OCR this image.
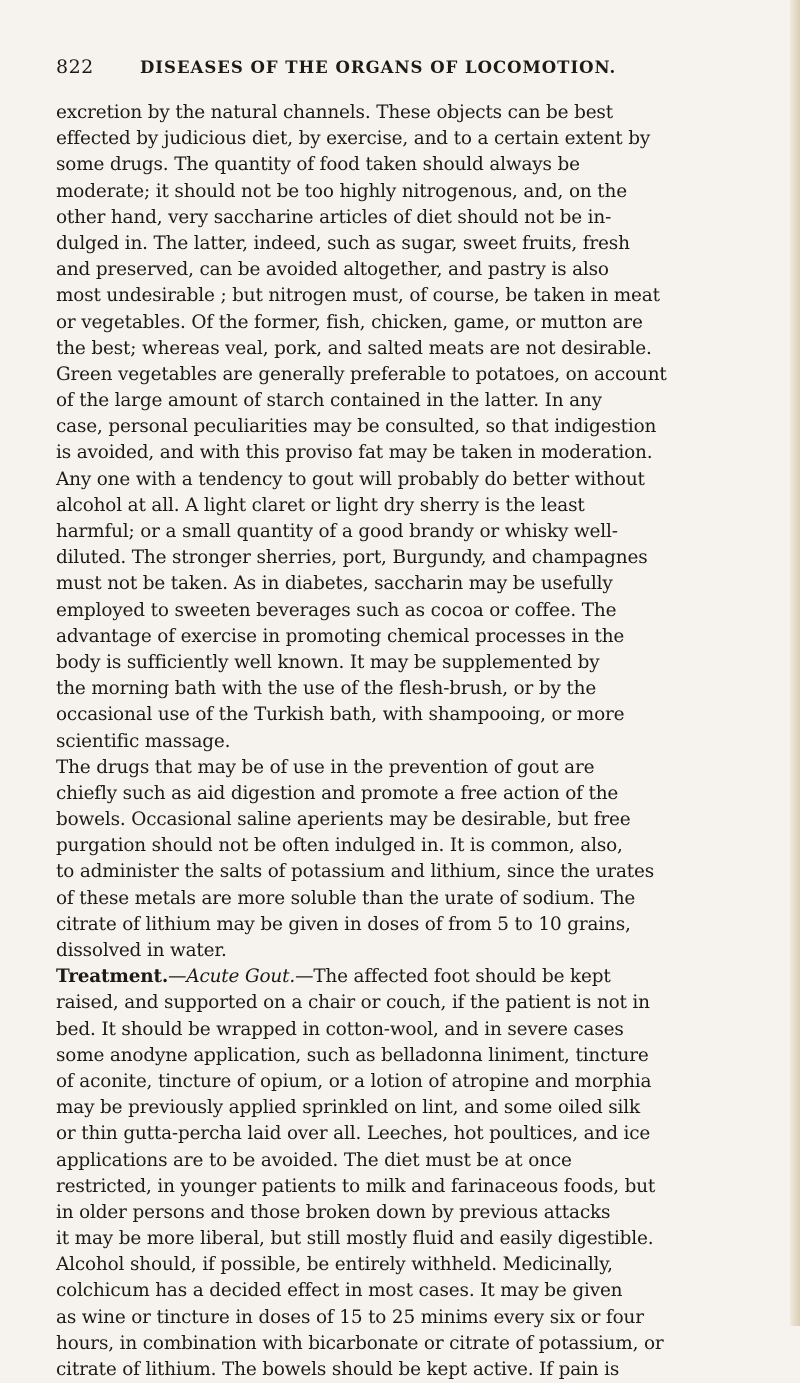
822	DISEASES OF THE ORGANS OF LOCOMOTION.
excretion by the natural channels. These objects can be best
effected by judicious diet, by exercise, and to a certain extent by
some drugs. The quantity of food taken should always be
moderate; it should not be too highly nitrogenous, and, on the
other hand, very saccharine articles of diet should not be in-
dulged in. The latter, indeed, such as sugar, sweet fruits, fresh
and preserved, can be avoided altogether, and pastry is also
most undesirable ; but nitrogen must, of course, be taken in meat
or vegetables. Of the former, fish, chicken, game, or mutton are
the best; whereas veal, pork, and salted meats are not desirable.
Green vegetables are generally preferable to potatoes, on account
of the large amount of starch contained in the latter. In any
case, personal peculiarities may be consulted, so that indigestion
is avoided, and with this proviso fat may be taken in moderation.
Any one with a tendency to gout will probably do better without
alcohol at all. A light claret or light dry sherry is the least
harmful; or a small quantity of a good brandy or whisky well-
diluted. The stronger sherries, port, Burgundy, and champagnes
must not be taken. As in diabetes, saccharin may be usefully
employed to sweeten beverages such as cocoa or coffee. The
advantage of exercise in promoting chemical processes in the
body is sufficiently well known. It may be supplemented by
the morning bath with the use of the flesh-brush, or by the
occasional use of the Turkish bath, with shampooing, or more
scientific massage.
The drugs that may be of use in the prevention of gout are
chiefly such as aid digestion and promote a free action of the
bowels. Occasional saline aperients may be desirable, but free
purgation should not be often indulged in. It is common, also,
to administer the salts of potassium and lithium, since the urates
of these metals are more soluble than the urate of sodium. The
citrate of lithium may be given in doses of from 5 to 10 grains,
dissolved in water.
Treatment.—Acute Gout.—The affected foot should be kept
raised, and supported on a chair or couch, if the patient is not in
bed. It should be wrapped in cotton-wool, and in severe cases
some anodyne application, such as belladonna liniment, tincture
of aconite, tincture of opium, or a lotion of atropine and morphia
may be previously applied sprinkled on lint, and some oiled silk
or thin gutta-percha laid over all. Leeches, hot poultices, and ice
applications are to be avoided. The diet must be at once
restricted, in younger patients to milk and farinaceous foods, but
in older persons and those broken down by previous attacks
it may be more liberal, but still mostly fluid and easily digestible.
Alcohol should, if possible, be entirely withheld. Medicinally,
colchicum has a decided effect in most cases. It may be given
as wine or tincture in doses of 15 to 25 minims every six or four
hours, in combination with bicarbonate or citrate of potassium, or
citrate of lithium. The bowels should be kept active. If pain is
* * *
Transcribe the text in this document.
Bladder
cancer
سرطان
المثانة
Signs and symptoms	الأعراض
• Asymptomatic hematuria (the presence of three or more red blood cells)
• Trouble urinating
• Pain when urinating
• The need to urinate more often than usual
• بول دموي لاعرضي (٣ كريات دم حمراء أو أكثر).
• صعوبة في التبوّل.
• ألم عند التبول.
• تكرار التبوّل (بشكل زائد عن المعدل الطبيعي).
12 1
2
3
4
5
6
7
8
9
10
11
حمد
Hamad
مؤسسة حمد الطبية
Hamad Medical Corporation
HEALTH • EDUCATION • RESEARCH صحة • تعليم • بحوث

[Exercise goal] Collect each line above holding the string "doses".

[Answer space]
citrate of lithium may be given in doses of from 5 to 10 grains,
as wine or tincture in doses of 15 to 25 minims every six or four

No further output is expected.